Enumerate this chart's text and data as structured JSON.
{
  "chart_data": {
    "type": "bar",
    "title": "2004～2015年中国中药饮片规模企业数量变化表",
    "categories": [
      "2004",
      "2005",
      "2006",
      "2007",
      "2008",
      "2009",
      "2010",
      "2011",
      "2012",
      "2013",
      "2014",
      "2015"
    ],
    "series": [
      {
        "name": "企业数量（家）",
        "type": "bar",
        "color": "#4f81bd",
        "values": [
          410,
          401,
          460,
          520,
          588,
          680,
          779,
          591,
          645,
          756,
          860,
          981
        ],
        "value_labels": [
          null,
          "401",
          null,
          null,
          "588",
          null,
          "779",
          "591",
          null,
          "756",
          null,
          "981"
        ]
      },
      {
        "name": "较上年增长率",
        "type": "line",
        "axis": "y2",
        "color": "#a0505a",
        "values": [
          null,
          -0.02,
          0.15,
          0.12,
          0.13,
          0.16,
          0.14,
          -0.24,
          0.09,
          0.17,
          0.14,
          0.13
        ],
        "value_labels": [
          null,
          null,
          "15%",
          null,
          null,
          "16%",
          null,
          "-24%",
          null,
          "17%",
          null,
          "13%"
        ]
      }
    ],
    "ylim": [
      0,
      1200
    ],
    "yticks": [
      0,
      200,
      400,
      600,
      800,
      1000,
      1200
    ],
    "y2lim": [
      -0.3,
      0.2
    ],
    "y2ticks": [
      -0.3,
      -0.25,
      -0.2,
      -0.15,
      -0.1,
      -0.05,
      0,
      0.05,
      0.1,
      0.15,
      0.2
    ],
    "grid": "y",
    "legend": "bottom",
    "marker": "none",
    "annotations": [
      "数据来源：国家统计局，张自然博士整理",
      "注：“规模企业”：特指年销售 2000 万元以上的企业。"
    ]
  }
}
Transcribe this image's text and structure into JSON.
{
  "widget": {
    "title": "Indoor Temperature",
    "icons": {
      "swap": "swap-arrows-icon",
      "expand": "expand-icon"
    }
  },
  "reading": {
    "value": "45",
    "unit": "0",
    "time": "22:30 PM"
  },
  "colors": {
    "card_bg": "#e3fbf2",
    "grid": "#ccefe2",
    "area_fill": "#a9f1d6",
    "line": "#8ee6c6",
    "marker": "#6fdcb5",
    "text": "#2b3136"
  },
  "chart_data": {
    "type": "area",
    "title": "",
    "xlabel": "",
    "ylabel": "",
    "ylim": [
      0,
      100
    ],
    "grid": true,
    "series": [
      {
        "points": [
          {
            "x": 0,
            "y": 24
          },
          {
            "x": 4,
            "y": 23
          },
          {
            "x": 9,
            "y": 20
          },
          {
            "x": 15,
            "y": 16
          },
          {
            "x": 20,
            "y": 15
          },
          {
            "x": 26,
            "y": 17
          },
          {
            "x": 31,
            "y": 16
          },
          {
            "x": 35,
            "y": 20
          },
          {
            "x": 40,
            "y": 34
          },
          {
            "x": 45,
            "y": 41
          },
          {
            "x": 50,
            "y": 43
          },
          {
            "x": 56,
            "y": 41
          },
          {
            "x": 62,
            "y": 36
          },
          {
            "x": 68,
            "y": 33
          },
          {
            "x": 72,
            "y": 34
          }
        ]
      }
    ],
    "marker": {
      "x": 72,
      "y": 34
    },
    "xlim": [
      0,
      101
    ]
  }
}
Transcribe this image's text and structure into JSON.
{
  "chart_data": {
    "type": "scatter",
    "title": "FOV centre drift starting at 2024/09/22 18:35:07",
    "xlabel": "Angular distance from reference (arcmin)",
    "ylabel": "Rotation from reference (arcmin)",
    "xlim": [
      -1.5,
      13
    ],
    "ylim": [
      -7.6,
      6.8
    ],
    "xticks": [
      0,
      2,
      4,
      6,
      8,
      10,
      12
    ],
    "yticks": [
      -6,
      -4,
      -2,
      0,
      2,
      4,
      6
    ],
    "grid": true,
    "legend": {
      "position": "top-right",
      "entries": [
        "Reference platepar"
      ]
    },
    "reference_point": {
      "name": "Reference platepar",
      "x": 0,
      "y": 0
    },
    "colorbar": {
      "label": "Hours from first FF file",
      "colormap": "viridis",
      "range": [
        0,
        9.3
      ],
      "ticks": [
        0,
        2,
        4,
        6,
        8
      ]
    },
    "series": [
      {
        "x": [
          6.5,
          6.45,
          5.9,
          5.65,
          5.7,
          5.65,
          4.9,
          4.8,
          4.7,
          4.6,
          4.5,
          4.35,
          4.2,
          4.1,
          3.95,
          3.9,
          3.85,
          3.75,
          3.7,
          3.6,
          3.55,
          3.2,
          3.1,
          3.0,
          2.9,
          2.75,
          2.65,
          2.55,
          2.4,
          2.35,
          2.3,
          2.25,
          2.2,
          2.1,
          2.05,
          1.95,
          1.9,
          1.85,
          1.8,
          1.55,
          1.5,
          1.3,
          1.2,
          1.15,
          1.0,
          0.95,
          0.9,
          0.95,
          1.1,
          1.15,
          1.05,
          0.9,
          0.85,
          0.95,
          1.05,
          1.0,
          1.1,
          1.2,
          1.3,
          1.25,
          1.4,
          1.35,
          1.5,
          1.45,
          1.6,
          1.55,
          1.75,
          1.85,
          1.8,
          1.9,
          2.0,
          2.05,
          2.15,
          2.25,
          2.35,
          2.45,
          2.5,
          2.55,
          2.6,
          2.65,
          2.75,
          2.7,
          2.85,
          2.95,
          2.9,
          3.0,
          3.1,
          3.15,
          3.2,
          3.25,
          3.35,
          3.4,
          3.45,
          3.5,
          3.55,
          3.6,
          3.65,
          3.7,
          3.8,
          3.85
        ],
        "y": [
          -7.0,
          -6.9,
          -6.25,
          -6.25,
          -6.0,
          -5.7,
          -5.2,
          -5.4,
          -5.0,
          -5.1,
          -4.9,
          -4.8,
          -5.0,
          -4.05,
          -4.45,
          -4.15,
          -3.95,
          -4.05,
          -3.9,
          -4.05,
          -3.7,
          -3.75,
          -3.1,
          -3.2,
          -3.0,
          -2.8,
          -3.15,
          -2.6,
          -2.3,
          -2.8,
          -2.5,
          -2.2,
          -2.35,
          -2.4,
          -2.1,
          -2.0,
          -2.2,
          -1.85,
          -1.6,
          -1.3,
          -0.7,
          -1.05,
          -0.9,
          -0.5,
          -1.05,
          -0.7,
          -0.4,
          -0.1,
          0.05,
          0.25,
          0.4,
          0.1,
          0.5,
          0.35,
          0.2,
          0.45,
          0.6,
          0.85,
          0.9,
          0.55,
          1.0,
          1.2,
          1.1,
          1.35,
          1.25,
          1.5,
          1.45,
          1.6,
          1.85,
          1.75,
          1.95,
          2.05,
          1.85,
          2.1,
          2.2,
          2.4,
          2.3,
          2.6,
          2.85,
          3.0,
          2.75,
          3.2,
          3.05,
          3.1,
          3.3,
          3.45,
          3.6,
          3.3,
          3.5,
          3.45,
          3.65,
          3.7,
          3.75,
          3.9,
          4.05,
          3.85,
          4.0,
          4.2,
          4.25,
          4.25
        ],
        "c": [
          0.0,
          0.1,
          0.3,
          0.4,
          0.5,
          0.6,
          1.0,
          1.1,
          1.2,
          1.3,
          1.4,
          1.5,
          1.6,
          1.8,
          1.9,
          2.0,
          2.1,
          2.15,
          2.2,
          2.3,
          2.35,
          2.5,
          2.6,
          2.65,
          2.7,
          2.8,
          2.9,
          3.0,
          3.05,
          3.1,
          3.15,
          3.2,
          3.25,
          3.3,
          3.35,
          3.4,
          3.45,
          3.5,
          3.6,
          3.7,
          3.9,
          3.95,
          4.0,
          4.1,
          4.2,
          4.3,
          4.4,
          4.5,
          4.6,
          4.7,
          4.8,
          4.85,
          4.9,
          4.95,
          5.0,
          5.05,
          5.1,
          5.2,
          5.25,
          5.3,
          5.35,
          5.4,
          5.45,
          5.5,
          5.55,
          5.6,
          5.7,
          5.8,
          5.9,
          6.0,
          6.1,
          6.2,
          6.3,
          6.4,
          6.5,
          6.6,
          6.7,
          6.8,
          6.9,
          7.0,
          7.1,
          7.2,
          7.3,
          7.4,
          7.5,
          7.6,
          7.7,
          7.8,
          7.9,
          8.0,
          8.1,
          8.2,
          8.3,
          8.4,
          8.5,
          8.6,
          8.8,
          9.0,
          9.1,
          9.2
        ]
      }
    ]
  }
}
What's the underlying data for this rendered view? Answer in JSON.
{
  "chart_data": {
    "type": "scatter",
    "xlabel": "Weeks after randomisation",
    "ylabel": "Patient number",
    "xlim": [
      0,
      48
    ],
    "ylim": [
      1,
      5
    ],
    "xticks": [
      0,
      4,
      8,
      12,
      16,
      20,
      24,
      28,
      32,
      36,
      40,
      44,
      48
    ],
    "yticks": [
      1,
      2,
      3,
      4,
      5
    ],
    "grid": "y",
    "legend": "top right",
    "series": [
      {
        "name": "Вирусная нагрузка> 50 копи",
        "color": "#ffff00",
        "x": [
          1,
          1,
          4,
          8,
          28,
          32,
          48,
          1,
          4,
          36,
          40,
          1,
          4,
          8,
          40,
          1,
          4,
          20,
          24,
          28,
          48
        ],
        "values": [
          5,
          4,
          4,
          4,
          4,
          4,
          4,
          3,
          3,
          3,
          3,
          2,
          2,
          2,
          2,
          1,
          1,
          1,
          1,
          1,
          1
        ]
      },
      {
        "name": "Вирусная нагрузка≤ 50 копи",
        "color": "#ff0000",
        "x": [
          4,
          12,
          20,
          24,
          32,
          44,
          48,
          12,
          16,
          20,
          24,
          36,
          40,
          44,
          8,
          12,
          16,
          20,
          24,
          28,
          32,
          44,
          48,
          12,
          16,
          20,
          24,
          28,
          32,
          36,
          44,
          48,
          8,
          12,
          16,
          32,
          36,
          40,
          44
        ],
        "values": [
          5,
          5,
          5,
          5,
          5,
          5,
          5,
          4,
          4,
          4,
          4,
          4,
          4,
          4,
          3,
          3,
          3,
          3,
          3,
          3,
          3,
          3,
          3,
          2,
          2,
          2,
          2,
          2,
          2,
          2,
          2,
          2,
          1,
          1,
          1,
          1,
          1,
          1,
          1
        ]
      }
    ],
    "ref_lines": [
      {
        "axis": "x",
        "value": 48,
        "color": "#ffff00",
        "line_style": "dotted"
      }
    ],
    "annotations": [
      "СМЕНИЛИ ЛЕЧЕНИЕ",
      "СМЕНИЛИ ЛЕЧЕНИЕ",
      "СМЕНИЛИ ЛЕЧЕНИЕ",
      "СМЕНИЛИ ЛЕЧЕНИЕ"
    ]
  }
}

***

List all lines from the entries that include the word "name".

▶ RESULT OF THIS TASK:
        "name": "企业数量（家）",
        "name": "较上年增长率",
      "name": "Reference platepar",
        "name": "Вирусная нагрузка> 50 копи",
        "name": "Вирусная нагрузка≤ 50 копи",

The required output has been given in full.